(Collection entries)
>> Begin
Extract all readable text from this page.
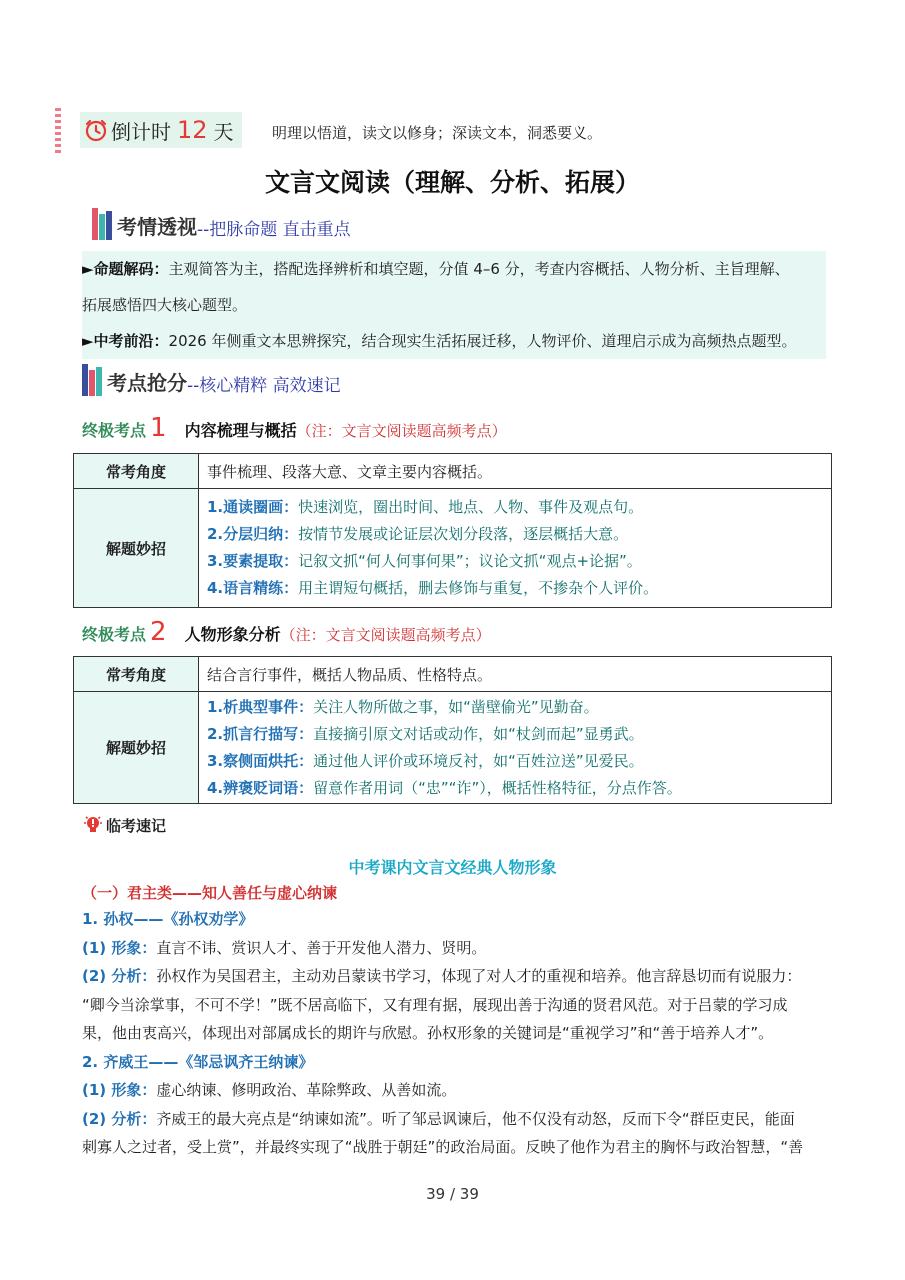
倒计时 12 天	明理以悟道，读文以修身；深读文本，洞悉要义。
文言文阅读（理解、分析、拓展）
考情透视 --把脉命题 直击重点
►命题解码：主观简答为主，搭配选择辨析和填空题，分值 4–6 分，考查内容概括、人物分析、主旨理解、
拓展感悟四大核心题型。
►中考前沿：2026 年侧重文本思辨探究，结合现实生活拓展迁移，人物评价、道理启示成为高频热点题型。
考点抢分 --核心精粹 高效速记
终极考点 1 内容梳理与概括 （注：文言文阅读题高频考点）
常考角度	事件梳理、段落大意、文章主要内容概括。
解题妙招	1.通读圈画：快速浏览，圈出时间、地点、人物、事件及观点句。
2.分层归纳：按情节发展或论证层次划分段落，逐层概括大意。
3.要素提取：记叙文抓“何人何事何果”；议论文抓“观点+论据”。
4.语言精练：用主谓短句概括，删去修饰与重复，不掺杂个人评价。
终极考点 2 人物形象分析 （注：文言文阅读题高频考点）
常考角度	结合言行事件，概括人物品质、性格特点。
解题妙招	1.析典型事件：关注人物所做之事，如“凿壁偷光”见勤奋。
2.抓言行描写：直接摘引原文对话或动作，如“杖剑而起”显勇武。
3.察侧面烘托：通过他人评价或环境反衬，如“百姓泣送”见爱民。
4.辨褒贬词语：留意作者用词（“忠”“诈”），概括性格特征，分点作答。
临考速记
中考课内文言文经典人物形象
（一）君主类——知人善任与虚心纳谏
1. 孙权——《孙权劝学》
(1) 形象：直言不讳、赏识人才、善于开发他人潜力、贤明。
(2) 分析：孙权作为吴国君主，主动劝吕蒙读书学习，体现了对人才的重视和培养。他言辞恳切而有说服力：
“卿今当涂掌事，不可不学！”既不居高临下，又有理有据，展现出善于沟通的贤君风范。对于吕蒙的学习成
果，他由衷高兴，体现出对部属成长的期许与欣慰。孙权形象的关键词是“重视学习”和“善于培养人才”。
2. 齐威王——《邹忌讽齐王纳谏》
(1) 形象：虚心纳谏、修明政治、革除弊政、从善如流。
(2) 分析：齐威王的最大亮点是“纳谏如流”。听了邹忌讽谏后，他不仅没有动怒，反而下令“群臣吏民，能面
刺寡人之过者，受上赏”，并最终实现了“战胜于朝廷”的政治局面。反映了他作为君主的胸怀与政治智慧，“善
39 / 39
>> End
● **SET EXERCISE**
Take every line from the data above that holds "文言文阅读题高频考点" and copy it out.

● **CORRECT RESPONSE**
终极考点 1 内容梳理与概括 （注：文言文阅读题高频考点）
终极考点 2 人物形象分析 （注：文言文阅读题高频考点）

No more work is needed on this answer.